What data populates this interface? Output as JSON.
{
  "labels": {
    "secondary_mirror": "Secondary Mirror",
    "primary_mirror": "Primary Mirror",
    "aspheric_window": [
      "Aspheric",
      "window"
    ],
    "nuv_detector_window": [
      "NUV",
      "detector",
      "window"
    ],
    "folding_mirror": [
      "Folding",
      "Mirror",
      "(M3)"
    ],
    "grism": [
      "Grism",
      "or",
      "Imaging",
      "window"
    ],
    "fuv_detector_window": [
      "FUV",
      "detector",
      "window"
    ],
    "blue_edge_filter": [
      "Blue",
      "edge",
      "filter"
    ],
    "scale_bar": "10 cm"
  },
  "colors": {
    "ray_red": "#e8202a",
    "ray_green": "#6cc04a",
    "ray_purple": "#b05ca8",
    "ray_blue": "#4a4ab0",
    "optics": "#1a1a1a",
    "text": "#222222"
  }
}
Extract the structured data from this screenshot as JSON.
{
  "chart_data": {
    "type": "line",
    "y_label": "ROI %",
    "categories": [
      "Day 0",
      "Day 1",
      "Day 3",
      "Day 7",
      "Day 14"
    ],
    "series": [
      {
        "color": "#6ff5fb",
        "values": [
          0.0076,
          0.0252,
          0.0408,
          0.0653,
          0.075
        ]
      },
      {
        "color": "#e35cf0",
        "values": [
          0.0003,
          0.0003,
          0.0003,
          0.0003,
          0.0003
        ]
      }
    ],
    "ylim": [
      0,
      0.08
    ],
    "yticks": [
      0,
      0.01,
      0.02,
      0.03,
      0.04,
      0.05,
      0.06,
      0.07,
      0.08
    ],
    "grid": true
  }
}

...

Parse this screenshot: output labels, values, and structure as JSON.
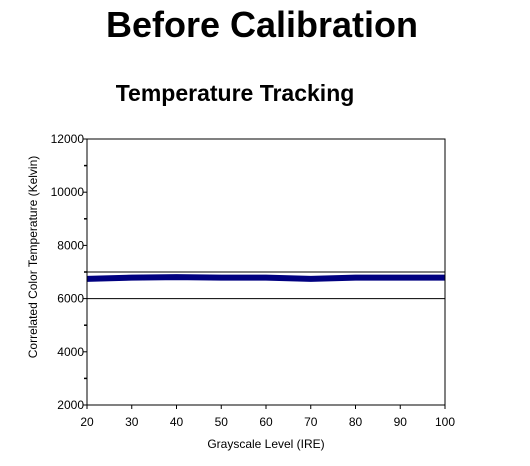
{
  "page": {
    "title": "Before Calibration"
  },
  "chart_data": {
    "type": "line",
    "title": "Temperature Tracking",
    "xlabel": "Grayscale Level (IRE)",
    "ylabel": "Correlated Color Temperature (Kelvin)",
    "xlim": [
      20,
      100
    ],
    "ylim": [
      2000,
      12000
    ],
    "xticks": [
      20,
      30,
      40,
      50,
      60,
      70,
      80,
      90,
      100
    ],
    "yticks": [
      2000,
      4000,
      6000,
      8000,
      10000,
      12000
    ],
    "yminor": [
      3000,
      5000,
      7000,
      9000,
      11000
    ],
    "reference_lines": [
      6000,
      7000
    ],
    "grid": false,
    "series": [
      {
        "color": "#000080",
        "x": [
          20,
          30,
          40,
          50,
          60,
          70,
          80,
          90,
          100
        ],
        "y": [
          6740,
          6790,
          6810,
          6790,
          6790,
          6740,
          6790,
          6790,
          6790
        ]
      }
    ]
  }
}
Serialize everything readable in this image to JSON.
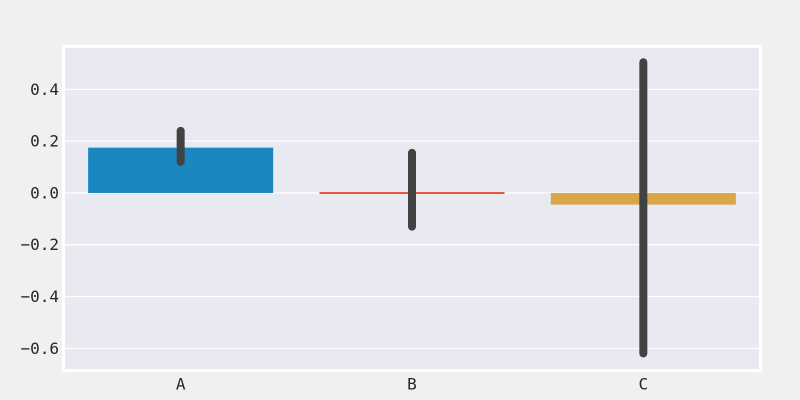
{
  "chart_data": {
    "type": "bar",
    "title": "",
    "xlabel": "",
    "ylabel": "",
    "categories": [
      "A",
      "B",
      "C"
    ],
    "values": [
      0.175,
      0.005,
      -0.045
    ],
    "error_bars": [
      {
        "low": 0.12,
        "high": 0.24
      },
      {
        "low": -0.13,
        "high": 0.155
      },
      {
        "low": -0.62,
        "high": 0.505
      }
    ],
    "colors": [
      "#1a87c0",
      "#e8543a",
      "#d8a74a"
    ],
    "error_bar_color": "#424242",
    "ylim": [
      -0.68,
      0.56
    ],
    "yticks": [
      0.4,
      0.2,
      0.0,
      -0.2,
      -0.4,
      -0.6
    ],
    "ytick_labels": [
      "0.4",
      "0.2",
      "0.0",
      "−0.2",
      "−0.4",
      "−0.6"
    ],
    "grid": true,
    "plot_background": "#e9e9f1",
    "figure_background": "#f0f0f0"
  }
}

- What is being asked
Return every line containing "JSON".

- Written answer
What data populates this interface? Output as JSON.
Extract the structured data from this screenshot as JSON.
Parse this screenshot: output labels, values, and structure as JSON.
Serialize everything readable in this image to JSON.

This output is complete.